● **What to work on**
Answer with one number: how many lines hold the string "meta".

····················

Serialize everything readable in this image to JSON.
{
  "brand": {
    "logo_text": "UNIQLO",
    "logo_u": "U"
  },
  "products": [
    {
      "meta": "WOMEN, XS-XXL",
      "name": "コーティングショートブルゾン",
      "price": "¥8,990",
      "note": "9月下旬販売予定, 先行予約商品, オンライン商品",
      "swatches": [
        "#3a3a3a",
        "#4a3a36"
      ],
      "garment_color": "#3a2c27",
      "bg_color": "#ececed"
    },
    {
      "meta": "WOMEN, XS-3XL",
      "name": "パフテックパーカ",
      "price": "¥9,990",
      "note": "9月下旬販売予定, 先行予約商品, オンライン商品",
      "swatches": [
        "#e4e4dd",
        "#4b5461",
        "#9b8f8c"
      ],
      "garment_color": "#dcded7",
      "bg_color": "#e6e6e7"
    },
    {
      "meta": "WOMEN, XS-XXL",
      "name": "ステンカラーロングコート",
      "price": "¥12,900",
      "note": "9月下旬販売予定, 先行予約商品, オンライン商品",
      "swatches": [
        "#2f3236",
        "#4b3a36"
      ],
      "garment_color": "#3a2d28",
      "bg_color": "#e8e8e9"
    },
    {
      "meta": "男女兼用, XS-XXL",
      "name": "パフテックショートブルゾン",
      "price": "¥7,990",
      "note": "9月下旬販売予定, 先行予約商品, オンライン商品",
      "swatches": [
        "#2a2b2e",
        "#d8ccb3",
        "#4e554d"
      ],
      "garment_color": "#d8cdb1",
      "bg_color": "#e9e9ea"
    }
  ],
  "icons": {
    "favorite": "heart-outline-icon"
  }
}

····················

● **Exercise answer**
4